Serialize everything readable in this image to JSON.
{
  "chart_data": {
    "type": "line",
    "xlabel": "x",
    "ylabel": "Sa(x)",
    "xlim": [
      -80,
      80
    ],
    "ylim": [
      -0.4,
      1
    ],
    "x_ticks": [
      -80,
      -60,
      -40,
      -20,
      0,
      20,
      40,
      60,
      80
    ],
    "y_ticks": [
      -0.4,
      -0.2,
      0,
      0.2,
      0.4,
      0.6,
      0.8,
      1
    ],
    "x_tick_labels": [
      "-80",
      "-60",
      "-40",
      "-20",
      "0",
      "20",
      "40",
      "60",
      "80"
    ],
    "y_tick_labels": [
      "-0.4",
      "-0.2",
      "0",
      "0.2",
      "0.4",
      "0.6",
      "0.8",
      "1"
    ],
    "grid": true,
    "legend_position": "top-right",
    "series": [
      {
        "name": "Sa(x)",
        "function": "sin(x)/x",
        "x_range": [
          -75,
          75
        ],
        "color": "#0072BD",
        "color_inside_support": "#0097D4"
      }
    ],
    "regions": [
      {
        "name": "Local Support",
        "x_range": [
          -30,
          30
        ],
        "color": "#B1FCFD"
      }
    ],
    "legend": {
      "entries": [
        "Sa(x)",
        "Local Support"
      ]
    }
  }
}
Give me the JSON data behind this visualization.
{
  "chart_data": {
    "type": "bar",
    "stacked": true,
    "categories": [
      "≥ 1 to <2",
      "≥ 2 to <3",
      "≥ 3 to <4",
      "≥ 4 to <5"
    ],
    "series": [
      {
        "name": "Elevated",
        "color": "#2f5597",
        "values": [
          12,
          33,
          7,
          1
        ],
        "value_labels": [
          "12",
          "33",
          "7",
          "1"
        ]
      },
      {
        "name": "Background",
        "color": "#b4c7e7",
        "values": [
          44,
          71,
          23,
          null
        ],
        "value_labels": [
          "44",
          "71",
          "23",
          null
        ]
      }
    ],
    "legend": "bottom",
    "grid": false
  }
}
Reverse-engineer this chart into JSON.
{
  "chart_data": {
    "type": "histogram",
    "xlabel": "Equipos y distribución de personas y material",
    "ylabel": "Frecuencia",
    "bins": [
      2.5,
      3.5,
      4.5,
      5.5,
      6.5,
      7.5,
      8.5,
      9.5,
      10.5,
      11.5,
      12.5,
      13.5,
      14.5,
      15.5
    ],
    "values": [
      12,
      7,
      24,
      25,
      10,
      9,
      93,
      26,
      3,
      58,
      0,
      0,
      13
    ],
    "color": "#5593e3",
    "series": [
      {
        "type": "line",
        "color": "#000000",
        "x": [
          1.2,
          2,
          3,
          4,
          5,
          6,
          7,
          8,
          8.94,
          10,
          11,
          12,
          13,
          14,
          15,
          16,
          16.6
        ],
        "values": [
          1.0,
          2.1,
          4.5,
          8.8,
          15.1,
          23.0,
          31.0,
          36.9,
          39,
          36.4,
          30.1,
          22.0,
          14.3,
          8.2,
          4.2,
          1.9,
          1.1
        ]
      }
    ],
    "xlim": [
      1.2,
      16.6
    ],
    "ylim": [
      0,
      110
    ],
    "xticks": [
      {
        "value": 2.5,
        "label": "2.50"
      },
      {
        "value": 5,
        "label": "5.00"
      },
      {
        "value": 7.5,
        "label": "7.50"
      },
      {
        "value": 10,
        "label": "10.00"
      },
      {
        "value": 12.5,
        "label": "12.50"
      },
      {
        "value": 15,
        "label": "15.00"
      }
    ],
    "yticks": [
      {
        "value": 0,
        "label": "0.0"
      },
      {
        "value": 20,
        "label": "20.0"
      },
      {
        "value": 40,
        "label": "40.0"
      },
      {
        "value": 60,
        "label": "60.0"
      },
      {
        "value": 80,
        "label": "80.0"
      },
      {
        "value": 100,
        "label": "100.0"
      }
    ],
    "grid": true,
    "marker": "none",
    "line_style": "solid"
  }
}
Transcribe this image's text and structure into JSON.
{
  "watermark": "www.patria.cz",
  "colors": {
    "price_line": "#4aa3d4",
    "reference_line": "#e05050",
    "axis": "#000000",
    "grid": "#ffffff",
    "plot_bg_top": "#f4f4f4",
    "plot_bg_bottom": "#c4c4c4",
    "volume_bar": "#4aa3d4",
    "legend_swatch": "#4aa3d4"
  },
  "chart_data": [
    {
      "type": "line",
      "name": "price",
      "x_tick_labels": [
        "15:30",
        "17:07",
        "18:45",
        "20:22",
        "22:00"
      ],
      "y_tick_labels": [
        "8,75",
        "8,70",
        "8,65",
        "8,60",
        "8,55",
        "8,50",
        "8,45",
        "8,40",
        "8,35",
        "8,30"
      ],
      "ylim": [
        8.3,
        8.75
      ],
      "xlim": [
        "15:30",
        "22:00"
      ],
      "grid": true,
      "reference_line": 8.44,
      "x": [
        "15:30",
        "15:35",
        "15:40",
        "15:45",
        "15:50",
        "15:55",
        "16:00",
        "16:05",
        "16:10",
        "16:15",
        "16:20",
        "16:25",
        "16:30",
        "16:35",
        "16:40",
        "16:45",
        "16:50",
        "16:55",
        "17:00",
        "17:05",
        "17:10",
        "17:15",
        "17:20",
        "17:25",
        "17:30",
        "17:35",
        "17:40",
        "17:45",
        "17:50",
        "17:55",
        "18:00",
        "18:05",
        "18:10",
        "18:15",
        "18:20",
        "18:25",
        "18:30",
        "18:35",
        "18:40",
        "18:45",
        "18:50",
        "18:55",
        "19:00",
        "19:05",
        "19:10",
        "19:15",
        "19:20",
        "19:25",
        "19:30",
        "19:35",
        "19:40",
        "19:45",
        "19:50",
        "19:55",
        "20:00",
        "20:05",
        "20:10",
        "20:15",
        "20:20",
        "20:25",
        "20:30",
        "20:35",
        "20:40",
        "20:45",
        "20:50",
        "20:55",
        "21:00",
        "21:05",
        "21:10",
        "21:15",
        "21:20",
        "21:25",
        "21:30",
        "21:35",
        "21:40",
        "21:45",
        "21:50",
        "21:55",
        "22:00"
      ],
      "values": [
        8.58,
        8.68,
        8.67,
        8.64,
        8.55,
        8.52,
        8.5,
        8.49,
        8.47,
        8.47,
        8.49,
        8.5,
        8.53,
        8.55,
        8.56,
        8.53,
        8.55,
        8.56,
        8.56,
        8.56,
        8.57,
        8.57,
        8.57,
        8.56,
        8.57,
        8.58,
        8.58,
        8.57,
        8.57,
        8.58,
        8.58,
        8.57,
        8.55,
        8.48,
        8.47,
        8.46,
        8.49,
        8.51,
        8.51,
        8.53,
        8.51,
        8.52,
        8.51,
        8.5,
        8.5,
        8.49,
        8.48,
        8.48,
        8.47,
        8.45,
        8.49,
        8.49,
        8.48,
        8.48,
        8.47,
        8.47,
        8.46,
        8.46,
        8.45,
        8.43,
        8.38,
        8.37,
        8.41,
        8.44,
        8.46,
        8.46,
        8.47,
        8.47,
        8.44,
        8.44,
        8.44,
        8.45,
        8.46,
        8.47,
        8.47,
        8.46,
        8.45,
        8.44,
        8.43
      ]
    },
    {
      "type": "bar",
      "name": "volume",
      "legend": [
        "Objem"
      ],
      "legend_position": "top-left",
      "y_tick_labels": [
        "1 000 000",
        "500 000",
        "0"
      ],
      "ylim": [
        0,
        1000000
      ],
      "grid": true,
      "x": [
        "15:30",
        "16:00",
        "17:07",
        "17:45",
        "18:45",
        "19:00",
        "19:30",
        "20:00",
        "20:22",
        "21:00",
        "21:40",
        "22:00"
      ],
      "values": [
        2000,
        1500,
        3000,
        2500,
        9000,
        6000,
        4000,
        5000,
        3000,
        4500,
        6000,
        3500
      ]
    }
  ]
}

━━━━━━━━━━━━━━━━━━━━━━━━━━━━━━

TASK GOAL
Write out the records shown above, exactly as they appear.

SOLVED PROBLEM
Serialize everything readable in this image to JSON.
{
  "chart_data": {
    "type": "line",
    "xlabel": "x",
    "ylabel": "Sa(x)",
    "xlim": [
      -80,
      80
    ],
    "ylim": [
      -0.4,
      1
    ],
    "x_ticks": [
      -80,
      -60,
      -40,
      -20,
      0,
      20,
      40,
      60,
      80
    ],
    "y_ticks": [
      -0.4,
      -0.2,
      0,
      0.2,
      0.4,
      0.6,
      0.8,
      1
    ],
    "x_tick_labels": [
      "-80",
      "-60",
      "-40",
      "-20",
      "0",
      "20",
      "40",
      "60",
      "80"
    ],
    "y_tick_labels": [
      "-0.4",
      "-0.2",
      "0",
      "0.2",
      "0.4",
      "0.6",
      "0.8",
      "1"
    ],
    "grid": true,
    "legend_position": "top-right",
    "series": [
      {
        "name": "Sa(x)",
        "function": "sin(x)/x",
        "x_range": [
          -75,
          75
        ],
        "color": "#0072BD",
        "color_inside_support": "#0097D4"
      }
    ],
    "regions": [
      {
        "name": "Local Support",
        "x_range": [
          -30,
          30
        ],
        "color": "#B1FCFD"
      }
    ],
    "legend": {
      "entries": [
        "Sa(x)",
        "Local Support"
      ]
    }
  }
}
Give me the JSON data behind this visualization.
{
  "chart_data": {
    "type": "bar",
    "stacked": true,
    "categories": [
      "≥ 1 to <2",
      "≥ 2 to <3",
      "≥ 3 to <4",
      "≥ 4 to <5"
    ],
    "series": [
      {
        "name": "Elevated",
        "color": "#2f5597",
        "values": [
          12,
          33,
          7,
          1
        ],
        "value_labels": [
          "12",
          "33",
          "7",
          "1"
        ]
      },
      {
        "name": "Background",
        "color": "#b4c7e7",
        "values": [
          44,
          71,
          23,
          null
        ],
        "value_labels": [
          "44",
          "71",
          "23",
          null
        ]
      }
    ],
    "legend": "bottom",
    "grid": false
  }
}
Reverse-engineer this chart into JSON.
{
  "chart_data": {
    "type": "histogram",
    "xlabel": "Equipos y distribución de personas y material",
    "ylabel": "Frecuencia",
    "bins": [
      2.5,
      3.5,
      4.5,
      5.5,
      6.5,
      7.5,
      8.5,
      9.5,
      10.5,
      11.5,
      12.5,
      13.5,
      14.5,
      15.5
    ],
    "values": [
      12,
      7,
      24,
      25,
      10,
      9,
      93,
      26,
      3,
      58,
      0,
      0,
      13
    ],
    "color": "#5593e3",
    "series": [
      {
        "type": "line",
        "color": "#000000",
        "x": [
          1.2,
          2,
          3,
          4,
          5,
          6,
          7,
          8,
          8.94,
          10,
          11,
          12,
          13,
          14,
          15,
          16,
          16.6
        ],
        "values": [
          1.0,
          2.1,
          4.5,
          8.8,
          15.1,
          23.0,
          31.0,
          36.9,
          39,
          36.4,
          30.1,
          22.0,
          14.3,
          8.2,
          4.2,
          1.9,
          1.1
        ]
      }
    ],
    "xlim": [
      1.2,
      16.6
    ],
    "ylim": [
      0,
      110
    ],
    "xticks": [
      {
        "value": 2.5,
        "label": "2.50"
      },
      {
        "value": 5,
        "label": "5.00"
      },
      {
        "value": 7.5,
        "label": "7.50"
      },
      {
        "value": 10,
        "label": "10.00"
      },
      {
        "value": 12.5,
        "label": "12.50"
      },
      {
        "value": 15,
        "label": "15.00"
      }
    ],
    "yticks": [
      {
        "value": 0,
        "label": "0.0"
      },
      {
        "value": 20,
        "label": "20.0"
      },
      {
        "value": 40,
        "label": "40.0"
      },
      {
        "value": 60,
        "label": "60.0"
      },
      {
        "value": 80,
        "label": "80.0"
      },
      {
        "value": 100,
        "label": "100.0"
      }
    ],
    "grid": true,
    "marker": "none",
    "line_style": "solid"
  }
}
Transcribe this image's text and structure into JSON.
{
  "watermark": "www.patria.cz",
  "colors": {
    "price_line": "#4aa3d4",
    "reference_line": "#e05050",
    "axis": "#000000",
    "grid": "#ffffff",
    "plot_bg_top": "#f4f4f4",
    "plot_bg_bottom": "#c4c4c4",
    "volume_bar": "#4aa3d4",
    "legend_swatch": "#4aa3d4"
  },
  "chart_data": [
    {
      "type": "line",
      "name": "price",
      "x_tick_labels": [
        "15:30",
        "17:07",
        "18:45",
        "20:22",
        "22:00"
      ],
      "y_tick_labels": [
        "8,75",
        "8,70",
        "8,65",
        "8,60",
        "8,55",
        "8,50",
        "8,45",
        "8,40",
        "8,35",
        "8,30"
      ],
      "ylim": [
        8.3,
        8.75
      ],
      "xlim": [
        "15:30",
        "22:00"
      ],
      "grid": true,
      "reference_line": 8.44,
      "x": [
        "15:30",
        "15:35",
        "15:40",
        "15:45",
        "15:50",
        "15:55",
        "16:00",
        "16:05",
        "16:10",
        "16:15",
        "16:20",
        "16:25",
        "16:30",
        "16:35",
        "16:40",
        "16:45",
        "16:50",
        "16:55",
        "17:00",
        "17:05",
        "17:10",
        "17:15",
        "17:20",
        "17:25",
        "17:30",
        "17:35",
        "17:40",
        "17:45",
        "17:50",
        "17:55",
        "18:00",
        "18:05",
        "18:10",
        "18:15",
        "18:20",
        "18:25",
        "18:30",
        "18:35",
        "18:40",
        "18:45",
        "18:50",
        "18:55",
        "19:00",
        "19:05",
        "19:10",
        "19:15",
        "19:20",
        "19:25",
        "19:30",
        "19:35",
        "19:40",
        "19:45",
        "19:50",
        "19:55",
        "20:00",
        "20:05",
        "20:10",
        "20:15",
        "20:20",
        "20:25",
        "20:30",
        "20:35",
        "20:40",
        "20:45",
        "20:50",
        "20:55",
        "21:00",
        "21:05",
        "21:10",
        "21:15",
        "21:20",
        "21:25",
        "21:30",
        "21:35",
        "21:40",
        "21:45",
        "21:50",
        "21:55",
        "22:00"
      ],
      "values": [
        8.58,
        8.68,
        8.67,
        8.64,
        8.55,
        8.52,
        8.5,
        8.49,
        8.47,
        8.47,
        8.49,
        8.5,
        8.53,
        8.55,
        8.56,
        8.53,
        8.55,
        8.56,
        8.56,
        8.56,
        8.57,
        8.57,
        8.57,
        8.56,
        8.57,
        8.58,
        8.58,
        8.57,
        8.57,
        8.58,
        8.58,
        8.57,
        8.55,
        8.48,
        8.47,
        8.46,
        8.49,
        8.51,
        8.51,
        8.53,
        8.51,
        8.52,
        8.51,
        8.5,
        8.5,
        8.49,
        8.48,
        8.48,
        8.47,
        8.45,
        8.49,
        8.49,
        8.48,
        8.48,
        8.47,
        8.47,
        8.46,
        8.46,
        8.45,
        8.43,
        8.38,
        8.37,
        8.41,
        8.44,
        8.46,
        8.46,
        8.47,
        8.47,
        8.44,
        8.44,
        8.44,
        8.45,
        8.46,
        8.47,
        8.47,
        8.46,
        8.45,
        8.44,
        8.43
      ]
    },
    {
      "type": "bar",
      "name": "volume",
      "legend": [
        "Objem"
      ],
      "legend_position": "top-left",
      "y_tick_labels": [
        "1 000 000",
        "500 000",
        "0"
      ],
      "ylim": [
        0,
        1000000
      ],
      "grid": true,
      "x": [
        "15:30",
        "16:00",
        "17:07",
        "17:45",
        "18:45",
        "19:00",
        "19:30",
        "20:00",
        "20:22",
        "21:00",
        "21:40",
        "22:00"
      ],
      "values": [
        2000,
        1500,
        3000,
        2500,
        9000,
        6000,
        4000,
        5000,
        3000,
        4500,
        6000,
        3500
      ]
    }
  ]
}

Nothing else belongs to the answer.